:: GESTELD DOEL ::
Kun je alle records bijwerken door elke keer "Ellipse shape" te vervangen door "Oval shape" en de rest ongewijzigd te laten?

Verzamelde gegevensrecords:
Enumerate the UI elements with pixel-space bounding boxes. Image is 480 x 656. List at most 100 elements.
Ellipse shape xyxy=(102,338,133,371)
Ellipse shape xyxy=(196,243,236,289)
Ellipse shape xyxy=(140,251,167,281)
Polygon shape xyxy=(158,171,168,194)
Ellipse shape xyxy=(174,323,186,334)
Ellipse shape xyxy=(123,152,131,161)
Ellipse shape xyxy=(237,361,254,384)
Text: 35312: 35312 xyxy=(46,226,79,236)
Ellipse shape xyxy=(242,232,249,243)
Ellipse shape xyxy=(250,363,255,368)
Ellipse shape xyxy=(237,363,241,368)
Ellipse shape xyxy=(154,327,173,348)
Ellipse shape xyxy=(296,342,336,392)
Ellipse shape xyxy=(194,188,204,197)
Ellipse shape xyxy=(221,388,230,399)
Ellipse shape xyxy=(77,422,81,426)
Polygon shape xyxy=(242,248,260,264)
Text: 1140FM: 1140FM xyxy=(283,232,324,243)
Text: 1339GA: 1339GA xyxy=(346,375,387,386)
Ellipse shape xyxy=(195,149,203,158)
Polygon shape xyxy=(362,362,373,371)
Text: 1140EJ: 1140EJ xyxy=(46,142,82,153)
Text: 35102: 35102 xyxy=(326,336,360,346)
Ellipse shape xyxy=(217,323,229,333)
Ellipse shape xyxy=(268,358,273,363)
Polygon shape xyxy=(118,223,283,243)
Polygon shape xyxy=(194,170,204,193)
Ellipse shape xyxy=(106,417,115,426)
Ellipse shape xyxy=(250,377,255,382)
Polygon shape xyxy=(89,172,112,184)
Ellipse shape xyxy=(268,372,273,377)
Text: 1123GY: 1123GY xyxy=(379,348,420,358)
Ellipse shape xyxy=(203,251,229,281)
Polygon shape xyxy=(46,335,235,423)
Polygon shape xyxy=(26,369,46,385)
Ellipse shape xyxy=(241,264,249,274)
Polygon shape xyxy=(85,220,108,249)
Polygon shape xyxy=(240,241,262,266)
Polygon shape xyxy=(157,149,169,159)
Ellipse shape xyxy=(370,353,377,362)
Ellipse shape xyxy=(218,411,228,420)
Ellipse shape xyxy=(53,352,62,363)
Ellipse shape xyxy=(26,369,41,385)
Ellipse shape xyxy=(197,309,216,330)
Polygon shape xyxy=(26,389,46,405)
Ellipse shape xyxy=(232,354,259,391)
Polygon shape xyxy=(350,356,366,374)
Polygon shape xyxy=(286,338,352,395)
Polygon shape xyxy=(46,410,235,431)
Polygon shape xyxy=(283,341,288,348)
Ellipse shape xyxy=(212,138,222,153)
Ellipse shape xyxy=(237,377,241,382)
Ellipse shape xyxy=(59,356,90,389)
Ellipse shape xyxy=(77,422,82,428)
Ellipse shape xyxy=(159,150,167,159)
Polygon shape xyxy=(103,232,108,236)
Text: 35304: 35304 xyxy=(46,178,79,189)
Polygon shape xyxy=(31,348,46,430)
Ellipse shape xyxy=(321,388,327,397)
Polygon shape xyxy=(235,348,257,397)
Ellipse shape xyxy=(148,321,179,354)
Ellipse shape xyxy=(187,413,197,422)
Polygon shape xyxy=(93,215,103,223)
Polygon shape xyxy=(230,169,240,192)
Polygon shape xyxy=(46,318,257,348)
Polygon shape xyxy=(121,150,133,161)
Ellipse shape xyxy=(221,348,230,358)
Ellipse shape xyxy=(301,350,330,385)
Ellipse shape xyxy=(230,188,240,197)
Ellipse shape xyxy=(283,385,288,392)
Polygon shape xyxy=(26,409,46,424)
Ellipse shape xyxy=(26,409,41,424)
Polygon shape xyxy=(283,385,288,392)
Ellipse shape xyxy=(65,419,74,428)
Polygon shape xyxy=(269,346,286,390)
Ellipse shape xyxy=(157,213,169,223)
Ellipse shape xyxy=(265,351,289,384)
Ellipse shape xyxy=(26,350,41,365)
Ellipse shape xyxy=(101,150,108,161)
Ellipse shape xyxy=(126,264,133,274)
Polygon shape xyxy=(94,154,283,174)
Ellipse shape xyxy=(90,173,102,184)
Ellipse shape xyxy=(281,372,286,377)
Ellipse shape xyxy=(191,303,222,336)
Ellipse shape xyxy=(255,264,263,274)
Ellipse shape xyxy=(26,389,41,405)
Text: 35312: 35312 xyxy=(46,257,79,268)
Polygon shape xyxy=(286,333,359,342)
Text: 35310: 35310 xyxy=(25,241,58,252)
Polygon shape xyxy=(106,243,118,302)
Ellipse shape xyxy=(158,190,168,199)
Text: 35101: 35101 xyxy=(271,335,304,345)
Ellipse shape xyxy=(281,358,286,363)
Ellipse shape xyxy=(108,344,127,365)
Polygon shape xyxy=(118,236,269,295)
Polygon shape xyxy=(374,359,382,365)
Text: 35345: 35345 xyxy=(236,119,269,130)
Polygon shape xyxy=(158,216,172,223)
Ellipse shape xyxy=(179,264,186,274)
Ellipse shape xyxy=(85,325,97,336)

:: ANTWOORD ::
Enumerate the UI elements with pixel-space bounding boxes. Image is 480 x 656. List at most 100 elements.
Oval shape xyxy=(102,338,133,371)
Oval shape xyxy=(196,243,236,289)
Oval shape xyxy=(140,251,167,281)
Polygon shape xyxy=(158,171,168,194)
Oval shape xyxy=(174,323,186,334)
Oval shape xyxy=(123,152,131,161)
Oval shape xyxy=(237,361,254,384)
Text: 35312: 35312 xyxy=(46,226,79,236)
Oval shape xyxy=(242,232,249,243)
Oval shape xyxy=(250,363,255,368)
Oval shape xyxy=(237,363,241,368)
Oval shape xyxy=(154,327,173,348)
Oval shape xyxy=(296,342,336,392)
Oval shape xyxy=(194,188,204,197)
Oval shape xyxy=(221,388,230,399)
Oval shape xyxy=(77,422,81,426)
Polygon shape xyxy=(242,248,260,264)
Text: 1140FM: 1140FM xyxy=(283,232,324,243)
Text: 1339GA: 1339GA xyxy=(346,375,387,386)
Oval shape xyxy=(195,149,203,158)
Polygon shape xyxy=(362,362,373,371)
Text: 1140EJ: 1140EJ xyxy=(46,142,82,153)
Text: 35102: 35102 xyxy=(326,336,360,346)
Oval shape xyxy=(217,323,229,333)
Oval shape xyxy=(268,358,273,363)
Polygon shape xyxy=(118,223,283,243)
Polygon shape xyxy=(194,170,204,193)
Oval shape xyxy=(106,417,115,426)
Oval shape xyxy=(250,377,255,382)
Polygon shape xyxy=(89,172,112,184)
Oval shape xyxy=(268,372,273,377)
Text: 1123GY: 1123GY xyxy=(379,348,420,358)
Oval shape xyxy=(203,251,229,281)
Polygon shape xyxy=(46,335,235,423)
Polygon shape xyxy=(26,369,46,385)
Oval shape xyxy=(241,264,249,274)
Polygon shape xyxy=(85,220,108,249)
Polygon shape xyxy=(240,241,262,266)
Polygon shape xyxy=(157,149,169,159)
Oval shape xyxy=(370,353,377,362)
Oval shape xyxy=(218,411,228,420)
Oval shape xyxy=(53,352,62,363)
Oval shape xyxy=(26,369,41,385)
Oval shape xyxy=(197,309,216,330)
Polygon shape xyxy=(26,389,46,405)
Oval shape xyxy=(232,354,259,391)
Polygon shape xyxy=(350,356,366,374)
Polygon shape xyxy=(286,338,352,395)
Polygon shape xyxy=(46,410,235,431)
Polygon shape xyxy=(283,341,288,348)
Oval shape xyxy=(212,138,222,153)
Oval shape xyxy=(237,377,241,382)
Oval shape xyxy=(59,356,90,389)
Oval shape xyxy=(77,422,82,428)
Oval shape xyxy=(159,150,167,159)
Polygon shape xyxy=(103,232,108,236)
Text: 35304: 35304 xyxy=(46,178,79,189)
Polygon shape xyxy=(31,348,46,430)
Oval shape xyxy=(321,388,327,397)
Polygon shape xyxy=(235,348,257,397)
Oval shape xyxy=(148,321,179,354)
Oval shape xyxy=(187,413,197,422)
Polygon shape xyxy=(93,215,103,223)
Polygon shape xyxy=(230,169,240,192)
Polygon shape xyxy=(46,318,257,348)
Polygon shape xyxy=(121,150,133,161)
Oval shape xyxy=(221,348,230,358)
Oval shape xyxy=(301,350,330,385)
Oval shape xyxy=(230,188,240,197)
Oval shape xyxy=(283,385,288,392)
Polygon shape xyxy=(26,409,46,424)
Oval shape xyxy=(26,409,41,424)
Polygon shape xyxy=(283,385,288,392)
Oval shape xyxy=(65,419,74,428)
Polygon shape xyxy=(269,346,286,390)
Oval shape xyxy=(157,213,169,223)
Oval shape xyxy=(265,351,289,384)
Oval shape xyxy=(26,350,41,365)
Oval shape xyxy=(101,150,108,161)
Oval shape xyxy=(126,264,133,274)
Polygon shape xyxy=(94,154,283,174)
Oval shape xyxy=(90,173,102,184)
Oval shape xyxy=(281,372,286,377)
Oval shape xyxy=(191,303,222,336)
Oval shape xyxy=(255,264,263,274)
Oval shape xyxy=(26,389,41,405)
Text: 35312: 35312 xyxy=(46,257,79,268)
Polygon shape xyxy=(286,333,359,342)
Text: 35310: 35310 xyxy=(25,241,58,252)
Polygon shape xyxy=(106,243,118,302)
Oval shape xyxy=(158,190,168,199)
Text: 35101: 35101 xyxy=(271,335,304,345)
Oval shape xyxy=(281,358,286,363)
Oval shape xyxy=(108,344,127,365)
Polygon shape xyxy=(118,236,269,295)
Polygon shape xyxy=(374,359,382,365)
Text: 35345: 35345 xyxy=(236,119,269,130)
Polygon shape xyxy=(158,216,172,223)
Oval shape xyxy=(179,264,186,274)
Oval shape xyxy=(85,325,97,336)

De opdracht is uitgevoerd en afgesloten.